### Stated task
Write out every line below that includes the word "поступающих".

>> start

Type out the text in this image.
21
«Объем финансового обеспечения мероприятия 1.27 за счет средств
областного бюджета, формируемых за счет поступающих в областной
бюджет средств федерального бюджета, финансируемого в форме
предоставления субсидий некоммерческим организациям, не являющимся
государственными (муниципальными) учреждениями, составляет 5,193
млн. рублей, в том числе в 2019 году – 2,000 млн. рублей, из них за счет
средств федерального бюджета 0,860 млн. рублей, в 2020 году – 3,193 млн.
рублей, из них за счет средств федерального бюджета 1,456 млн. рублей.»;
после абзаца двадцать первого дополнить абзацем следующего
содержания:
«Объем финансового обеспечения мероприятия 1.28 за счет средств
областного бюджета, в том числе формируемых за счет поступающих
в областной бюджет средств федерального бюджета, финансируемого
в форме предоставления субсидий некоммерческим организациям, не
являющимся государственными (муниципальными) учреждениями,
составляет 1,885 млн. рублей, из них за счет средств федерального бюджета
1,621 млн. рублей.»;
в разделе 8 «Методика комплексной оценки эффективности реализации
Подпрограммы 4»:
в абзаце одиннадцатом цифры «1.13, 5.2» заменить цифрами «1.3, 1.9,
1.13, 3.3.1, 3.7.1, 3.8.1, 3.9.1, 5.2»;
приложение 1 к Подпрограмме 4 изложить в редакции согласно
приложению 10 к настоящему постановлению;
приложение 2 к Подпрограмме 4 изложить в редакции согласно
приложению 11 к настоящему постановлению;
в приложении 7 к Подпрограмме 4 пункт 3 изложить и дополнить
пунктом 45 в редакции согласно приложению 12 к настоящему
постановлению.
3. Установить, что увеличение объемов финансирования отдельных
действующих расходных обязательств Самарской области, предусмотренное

>> end
>> start

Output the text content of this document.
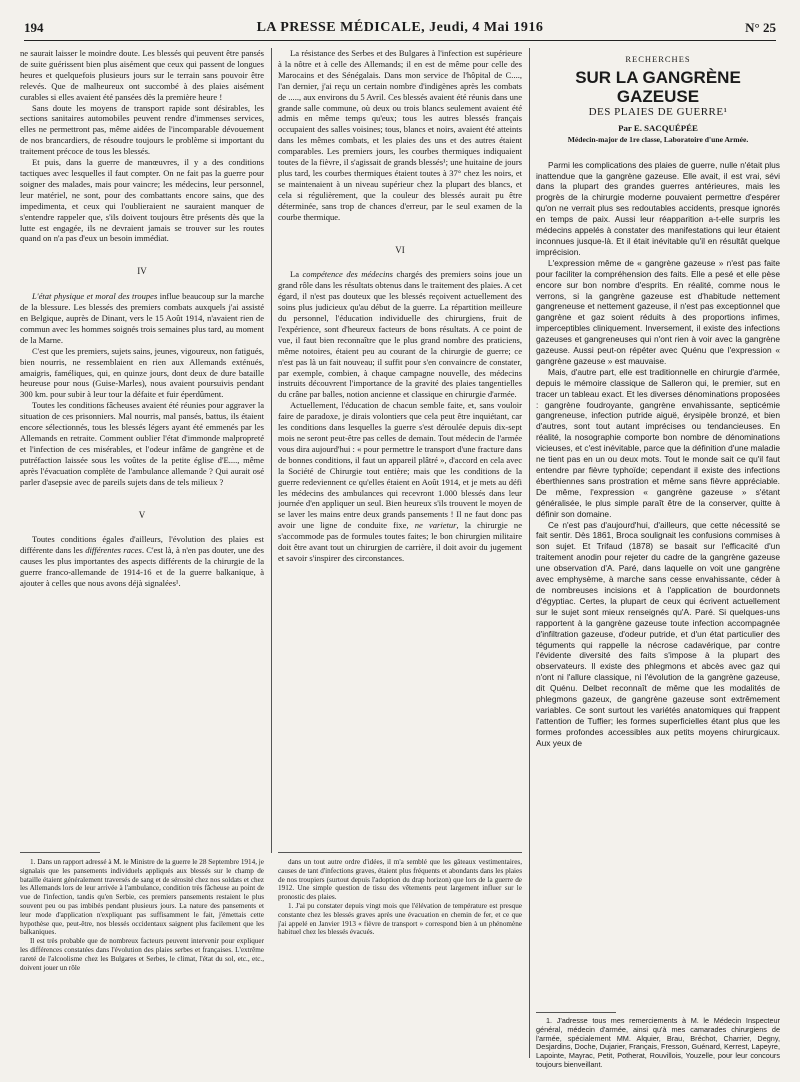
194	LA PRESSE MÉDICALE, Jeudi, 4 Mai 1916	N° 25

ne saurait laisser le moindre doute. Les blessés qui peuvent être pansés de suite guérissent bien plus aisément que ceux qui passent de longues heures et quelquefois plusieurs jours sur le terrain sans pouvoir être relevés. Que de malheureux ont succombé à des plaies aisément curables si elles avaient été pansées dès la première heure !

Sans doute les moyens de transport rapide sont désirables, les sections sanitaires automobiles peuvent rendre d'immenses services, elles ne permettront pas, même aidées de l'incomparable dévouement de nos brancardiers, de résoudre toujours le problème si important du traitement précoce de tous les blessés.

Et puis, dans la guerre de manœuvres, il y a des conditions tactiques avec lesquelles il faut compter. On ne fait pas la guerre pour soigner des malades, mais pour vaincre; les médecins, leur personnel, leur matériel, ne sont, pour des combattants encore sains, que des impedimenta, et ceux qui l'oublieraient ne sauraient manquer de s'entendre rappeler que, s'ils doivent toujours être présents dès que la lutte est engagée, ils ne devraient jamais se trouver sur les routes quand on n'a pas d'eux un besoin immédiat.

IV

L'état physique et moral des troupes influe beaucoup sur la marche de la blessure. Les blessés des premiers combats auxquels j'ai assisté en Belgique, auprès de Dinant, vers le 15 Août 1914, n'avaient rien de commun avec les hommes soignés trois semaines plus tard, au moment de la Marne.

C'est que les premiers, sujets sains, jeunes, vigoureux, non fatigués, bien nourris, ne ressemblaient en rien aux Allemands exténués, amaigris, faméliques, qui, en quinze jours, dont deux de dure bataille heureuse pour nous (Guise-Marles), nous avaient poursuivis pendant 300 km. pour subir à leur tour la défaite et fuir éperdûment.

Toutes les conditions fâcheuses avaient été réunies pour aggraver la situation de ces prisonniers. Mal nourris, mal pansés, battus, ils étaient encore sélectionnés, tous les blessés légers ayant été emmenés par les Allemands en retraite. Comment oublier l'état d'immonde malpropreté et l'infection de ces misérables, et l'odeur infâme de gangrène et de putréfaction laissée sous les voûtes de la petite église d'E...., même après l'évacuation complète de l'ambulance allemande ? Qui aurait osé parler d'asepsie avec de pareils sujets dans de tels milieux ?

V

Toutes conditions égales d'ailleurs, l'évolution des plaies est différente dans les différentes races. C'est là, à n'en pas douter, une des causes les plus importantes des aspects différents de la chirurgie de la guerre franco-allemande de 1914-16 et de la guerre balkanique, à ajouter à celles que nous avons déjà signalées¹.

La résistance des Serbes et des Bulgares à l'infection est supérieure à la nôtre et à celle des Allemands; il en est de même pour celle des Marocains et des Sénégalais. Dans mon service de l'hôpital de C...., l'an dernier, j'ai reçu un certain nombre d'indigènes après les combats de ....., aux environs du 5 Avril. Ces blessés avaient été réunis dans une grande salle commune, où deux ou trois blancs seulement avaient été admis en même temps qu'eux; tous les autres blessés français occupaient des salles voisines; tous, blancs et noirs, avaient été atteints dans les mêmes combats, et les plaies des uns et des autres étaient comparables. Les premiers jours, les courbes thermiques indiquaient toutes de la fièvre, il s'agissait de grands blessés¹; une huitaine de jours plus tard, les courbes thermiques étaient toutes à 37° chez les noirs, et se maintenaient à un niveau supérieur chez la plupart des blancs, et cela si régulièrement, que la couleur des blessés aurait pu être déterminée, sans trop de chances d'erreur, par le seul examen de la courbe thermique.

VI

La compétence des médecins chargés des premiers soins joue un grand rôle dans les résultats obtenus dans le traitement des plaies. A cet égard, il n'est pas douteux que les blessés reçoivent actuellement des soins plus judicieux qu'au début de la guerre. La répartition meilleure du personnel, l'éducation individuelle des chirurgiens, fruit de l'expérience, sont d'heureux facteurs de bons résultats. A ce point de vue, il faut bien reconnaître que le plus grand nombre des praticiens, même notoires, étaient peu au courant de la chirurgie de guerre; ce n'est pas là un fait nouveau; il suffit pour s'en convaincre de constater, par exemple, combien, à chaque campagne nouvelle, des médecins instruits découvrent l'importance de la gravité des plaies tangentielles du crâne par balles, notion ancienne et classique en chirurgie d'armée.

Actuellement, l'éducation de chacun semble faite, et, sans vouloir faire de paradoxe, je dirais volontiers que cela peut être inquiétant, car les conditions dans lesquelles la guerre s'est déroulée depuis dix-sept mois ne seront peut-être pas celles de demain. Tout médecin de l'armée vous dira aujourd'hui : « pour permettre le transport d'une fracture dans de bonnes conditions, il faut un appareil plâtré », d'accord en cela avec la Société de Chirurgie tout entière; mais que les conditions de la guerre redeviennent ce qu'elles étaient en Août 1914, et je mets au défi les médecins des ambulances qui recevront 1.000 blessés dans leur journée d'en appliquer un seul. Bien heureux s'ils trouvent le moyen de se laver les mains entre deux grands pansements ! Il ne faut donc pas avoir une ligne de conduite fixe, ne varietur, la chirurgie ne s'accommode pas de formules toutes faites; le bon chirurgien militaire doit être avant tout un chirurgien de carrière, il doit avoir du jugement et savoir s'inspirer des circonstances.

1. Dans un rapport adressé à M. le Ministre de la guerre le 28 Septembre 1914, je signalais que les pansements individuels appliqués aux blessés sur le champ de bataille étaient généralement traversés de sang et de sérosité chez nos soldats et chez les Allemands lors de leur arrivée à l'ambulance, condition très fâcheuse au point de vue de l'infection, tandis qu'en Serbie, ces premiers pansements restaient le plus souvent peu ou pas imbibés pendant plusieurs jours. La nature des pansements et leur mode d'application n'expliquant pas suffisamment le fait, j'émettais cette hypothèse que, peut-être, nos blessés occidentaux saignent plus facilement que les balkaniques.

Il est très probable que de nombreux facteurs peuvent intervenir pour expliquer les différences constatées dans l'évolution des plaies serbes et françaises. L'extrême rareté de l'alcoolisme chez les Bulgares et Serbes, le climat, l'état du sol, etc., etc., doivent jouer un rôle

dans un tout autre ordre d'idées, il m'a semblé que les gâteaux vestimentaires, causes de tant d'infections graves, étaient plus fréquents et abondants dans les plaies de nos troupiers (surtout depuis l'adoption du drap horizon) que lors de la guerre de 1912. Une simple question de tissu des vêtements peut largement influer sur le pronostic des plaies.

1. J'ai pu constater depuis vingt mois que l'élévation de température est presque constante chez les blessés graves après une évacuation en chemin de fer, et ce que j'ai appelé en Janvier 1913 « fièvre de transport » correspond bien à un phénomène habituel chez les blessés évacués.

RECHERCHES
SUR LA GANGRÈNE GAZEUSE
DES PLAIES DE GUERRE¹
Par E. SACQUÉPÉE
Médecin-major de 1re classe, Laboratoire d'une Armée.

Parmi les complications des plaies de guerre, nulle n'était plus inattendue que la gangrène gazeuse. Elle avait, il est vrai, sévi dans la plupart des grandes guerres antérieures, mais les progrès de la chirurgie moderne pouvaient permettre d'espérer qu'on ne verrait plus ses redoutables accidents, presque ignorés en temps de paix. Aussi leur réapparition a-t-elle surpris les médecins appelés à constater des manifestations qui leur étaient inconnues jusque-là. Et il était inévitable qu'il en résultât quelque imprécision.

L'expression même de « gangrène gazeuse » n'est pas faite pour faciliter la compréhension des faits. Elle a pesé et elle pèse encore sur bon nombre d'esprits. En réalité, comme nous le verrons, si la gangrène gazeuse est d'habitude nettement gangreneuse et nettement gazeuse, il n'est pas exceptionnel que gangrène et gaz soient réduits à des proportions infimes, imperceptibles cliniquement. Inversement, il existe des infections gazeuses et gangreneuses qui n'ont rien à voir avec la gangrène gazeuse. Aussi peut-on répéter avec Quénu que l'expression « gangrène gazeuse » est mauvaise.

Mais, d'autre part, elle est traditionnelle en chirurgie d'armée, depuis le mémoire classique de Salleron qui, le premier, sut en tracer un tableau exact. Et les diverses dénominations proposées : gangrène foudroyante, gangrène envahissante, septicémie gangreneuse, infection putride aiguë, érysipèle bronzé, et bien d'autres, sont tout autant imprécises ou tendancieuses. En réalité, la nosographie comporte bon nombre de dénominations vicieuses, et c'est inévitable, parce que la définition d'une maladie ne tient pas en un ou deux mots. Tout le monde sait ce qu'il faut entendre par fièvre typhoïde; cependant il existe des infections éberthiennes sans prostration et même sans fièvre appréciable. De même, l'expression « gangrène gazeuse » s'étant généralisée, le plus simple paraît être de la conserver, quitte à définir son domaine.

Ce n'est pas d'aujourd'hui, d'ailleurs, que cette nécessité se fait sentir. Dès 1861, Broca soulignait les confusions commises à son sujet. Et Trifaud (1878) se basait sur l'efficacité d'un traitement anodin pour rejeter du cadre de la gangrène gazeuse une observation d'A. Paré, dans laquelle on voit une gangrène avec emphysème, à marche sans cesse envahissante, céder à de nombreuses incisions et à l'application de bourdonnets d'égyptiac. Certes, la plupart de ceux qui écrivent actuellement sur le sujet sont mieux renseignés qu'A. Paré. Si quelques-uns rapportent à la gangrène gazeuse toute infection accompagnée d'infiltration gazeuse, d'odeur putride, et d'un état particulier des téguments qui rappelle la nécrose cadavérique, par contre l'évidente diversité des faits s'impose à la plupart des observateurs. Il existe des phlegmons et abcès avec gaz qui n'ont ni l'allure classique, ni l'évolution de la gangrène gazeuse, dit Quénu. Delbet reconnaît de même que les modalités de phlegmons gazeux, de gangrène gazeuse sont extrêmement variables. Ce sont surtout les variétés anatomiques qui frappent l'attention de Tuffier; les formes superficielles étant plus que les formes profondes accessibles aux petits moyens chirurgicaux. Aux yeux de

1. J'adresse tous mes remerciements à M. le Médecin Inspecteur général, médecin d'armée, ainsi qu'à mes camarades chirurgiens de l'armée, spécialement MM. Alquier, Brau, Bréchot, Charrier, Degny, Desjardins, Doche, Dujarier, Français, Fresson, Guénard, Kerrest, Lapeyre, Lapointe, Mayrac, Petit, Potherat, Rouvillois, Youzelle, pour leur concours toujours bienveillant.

>> end
>> start

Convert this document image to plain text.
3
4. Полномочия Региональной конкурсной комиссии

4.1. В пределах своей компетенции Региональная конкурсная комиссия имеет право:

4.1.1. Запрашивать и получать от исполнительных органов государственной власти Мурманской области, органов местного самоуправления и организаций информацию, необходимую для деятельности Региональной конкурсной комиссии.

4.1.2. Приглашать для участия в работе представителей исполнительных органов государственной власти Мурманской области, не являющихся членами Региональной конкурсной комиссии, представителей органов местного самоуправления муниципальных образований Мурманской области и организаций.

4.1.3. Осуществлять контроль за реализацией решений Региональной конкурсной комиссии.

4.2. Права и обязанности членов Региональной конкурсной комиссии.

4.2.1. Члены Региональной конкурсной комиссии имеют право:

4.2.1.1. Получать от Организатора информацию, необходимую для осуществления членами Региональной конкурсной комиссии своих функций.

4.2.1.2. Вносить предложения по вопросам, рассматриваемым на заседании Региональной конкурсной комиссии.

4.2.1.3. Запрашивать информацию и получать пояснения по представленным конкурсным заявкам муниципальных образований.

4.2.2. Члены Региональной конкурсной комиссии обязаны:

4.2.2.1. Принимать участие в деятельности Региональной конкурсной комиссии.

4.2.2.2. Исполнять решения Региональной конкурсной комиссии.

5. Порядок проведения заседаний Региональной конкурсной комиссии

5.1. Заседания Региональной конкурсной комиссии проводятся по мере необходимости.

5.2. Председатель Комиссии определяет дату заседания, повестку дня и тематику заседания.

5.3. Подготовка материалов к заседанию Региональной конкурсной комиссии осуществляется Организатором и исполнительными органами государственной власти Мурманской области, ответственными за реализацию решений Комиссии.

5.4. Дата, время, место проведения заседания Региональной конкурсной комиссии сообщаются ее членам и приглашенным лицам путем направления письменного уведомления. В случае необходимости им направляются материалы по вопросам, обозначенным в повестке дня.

>> end

### Full solution
областного бюджета, формируемых за счет поступающих в областной
областного бюджета, в том числе формируемых за счет поступающих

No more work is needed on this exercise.